:: Records to process

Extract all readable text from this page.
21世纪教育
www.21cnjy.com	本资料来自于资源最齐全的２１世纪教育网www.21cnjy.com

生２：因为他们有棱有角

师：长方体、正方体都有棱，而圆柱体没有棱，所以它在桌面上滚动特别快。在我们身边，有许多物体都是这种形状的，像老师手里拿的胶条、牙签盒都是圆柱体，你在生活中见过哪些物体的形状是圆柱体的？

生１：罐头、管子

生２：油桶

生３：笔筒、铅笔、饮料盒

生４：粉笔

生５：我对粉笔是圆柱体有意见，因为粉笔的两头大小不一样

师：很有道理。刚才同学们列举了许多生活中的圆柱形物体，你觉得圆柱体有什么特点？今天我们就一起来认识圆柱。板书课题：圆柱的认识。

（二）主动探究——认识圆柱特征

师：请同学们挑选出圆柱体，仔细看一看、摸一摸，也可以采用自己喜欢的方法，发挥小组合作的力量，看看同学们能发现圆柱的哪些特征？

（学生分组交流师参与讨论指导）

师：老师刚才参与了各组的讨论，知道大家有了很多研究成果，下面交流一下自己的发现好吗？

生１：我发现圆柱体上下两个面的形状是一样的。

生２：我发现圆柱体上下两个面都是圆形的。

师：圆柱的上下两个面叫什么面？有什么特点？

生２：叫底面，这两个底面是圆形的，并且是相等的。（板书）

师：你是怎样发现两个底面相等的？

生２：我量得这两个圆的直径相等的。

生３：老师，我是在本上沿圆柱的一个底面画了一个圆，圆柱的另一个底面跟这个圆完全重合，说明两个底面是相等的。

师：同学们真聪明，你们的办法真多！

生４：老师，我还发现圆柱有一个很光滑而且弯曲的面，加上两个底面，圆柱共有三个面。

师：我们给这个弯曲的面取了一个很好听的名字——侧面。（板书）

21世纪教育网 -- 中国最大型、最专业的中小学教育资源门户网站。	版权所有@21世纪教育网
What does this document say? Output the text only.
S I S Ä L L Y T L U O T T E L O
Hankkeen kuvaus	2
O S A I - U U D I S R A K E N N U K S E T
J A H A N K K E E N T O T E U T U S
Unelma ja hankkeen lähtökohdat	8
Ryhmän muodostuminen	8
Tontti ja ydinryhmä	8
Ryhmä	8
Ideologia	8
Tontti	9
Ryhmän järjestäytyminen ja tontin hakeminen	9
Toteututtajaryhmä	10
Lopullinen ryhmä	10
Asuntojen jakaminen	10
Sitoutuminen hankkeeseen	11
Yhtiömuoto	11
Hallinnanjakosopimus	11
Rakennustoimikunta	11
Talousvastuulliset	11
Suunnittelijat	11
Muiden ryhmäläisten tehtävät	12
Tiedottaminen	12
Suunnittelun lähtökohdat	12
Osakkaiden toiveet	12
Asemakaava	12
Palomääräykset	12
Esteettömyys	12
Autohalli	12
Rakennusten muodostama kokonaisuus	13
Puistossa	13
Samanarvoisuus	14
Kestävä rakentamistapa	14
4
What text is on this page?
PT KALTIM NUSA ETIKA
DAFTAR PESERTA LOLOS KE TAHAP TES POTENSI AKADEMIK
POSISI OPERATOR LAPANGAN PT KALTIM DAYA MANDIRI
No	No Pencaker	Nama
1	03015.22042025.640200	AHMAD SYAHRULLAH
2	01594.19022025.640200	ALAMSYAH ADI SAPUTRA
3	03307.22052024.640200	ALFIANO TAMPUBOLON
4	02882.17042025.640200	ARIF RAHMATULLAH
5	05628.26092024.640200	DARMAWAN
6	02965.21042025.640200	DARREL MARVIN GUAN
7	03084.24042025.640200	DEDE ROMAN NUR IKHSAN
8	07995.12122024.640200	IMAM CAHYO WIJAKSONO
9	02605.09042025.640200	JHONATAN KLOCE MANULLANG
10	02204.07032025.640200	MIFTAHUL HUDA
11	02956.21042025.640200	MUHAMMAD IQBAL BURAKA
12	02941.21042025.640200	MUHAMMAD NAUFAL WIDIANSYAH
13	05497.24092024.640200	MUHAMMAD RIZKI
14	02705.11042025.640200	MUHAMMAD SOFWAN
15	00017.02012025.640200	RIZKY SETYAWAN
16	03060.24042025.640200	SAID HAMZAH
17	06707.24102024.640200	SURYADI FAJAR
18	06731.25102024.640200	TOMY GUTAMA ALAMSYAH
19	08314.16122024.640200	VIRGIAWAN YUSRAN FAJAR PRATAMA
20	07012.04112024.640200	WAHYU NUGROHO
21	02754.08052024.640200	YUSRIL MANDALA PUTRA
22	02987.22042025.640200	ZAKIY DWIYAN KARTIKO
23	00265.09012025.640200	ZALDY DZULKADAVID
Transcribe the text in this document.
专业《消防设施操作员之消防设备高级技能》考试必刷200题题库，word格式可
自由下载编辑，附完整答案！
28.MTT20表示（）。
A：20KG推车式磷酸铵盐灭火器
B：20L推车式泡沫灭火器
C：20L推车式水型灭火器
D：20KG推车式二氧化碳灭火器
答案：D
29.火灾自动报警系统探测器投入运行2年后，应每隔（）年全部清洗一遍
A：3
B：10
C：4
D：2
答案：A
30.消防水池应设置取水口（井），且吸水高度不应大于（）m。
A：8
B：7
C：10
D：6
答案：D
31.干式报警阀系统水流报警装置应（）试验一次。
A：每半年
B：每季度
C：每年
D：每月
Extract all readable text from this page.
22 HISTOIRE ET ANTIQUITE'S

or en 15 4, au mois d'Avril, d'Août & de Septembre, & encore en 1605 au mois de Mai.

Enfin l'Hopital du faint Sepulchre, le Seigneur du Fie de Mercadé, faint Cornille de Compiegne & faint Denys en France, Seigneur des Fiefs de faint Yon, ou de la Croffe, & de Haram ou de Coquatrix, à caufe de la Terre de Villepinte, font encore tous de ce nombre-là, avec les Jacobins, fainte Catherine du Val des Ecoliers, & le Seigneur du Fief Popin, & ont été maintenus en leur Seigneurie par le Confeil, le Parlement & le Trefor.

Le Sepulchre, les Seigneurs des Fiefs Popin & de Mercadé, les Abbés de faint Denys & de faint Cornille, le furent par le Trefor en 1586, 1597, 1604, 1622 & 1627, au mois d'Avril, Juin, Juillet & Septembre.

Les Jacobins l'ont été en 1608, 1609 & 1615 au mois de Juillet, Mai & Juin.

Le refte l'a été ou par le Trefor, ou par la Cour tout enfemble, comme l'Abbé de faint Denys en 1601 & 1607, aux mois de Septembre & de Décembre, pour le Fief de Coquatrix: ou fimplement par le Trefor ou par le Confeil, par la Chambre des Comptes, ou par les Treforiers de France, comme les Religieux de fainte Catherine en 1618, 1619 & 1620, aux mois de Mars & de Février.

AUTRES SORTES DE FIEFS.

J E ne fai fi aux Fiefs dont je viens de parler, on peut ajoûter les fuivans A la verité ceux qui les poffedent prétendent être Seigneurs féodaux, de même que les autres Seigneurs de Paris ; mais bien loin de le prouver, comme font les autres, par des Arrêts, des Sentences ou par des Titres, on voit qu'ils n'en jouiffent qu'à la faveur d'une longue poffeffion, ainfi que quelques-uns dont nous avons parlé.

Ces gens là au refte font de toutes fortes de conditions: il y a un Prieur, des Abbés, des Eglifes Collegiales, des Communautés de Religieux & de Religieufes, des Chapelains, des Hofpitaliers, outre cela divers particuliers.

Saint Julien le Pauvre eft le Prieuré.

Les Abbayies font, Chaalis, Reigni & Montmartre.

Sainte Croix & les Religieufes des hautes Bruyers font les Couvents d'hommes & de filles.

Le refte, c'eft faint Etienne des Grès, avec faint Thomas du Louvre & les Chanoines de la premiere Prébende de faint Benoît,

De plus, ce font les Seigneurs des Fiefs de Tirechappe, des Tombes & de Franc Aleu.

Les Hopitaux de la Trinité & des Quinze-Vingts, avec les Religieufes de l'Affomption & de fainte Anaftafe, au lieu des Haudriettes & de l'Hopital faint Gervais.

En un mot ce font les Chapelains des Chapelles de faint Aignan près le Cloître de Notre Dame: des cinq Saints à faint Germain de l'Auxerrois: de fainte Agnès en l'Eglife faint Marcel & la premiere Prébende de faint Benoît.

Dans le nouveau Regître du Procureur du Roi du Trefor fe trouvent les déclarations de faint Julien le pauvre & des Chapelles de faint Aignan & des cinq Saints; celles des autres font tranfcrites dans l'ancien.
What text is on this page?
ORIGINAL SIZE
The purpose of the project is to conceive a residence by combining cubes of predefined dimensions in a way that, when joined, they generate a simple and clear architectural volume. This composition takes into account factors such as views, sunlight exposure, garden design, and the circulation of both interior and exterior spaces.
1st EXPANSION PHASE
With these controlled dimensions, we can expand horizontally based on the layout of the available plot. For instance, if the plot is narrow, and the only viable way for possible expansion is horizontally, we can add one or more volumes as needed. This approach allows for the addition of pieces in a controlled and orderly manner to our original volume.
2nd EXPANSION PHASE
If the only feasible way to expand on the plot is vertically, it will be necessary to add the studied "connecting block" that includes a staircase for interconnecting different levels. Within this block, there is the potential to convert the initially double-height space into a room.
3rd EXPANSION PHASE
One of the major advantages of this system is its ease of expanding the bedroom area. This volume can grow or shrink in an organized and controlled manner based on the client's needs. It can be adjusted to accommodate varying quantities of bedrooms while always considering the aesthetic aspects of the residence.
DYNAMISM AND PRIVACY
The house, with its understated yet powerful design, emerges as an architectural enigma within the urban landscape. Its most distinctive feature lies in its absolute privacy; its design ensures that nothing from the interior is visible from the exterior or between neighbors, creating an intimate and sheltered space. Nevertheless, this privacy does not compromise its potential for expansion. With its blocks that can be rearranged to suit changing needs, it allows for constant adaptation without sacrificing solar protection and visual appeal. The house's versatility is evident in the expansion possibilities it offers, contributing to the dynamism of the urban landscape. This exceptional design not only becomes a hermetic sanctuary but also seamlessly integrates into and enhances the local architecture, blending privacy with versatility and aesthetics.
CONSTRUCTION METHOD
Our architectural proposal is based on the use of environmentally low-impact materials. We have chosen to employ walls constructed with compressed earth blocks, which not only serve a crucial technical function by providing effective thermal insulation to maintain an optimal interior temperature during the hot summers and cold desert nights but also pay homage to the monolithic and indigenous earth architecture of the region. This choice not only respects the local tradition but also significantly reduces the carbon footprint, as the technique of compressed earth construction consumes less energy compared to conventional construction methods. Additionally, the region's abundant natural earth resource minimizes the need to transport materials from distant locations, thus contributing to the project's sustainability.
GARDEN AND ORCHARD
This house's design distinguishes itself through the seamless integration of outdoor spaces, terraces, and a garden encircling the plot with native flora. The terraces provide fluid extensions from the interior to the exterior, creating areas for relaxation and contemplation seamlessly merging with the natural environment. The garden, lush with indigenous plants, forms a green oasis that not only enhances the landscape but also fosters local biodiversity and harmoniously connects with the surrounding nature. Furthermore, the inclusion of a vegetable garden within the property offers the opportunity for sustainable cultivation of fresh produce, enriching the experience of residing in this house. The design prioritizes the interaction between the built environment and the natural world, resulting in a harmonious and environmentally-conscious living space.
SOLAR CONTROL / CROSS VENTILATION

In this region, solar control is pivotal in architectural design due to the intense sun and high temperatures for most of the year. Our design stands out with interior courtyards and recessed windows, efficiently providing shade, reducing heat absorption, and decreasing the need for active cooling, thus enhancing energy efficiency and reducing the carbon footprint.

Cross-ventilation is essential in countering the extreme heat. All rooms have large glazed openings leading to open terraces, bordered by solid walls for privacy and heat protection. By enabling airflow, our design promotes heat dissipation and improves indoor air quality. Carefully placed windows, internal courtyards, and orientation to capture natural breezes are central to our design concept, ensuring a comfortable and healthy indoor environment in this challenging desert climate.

::::

# [Requirement]
Show every line where the string "Chapelains" appears.

# [Complete answer]
Ces gens là au refte font de toutes fortes de conditions: il y a un Prieur, des Abbés, des Eglifes Collegiales, des Communautés de Religieux & de Religieufes, des Chapelains, des Hofpitaliers, outre cela divers particuliers.
En un mot ce font les Chapelains des Chapelles de faint Aignan près le Cloître de Notre Dame: des cinq Saints à faint Germain de l'Auxerrois: de fainte Agnès en l'Eglife faint Marcel & la premiere Prébende de faint Benoît.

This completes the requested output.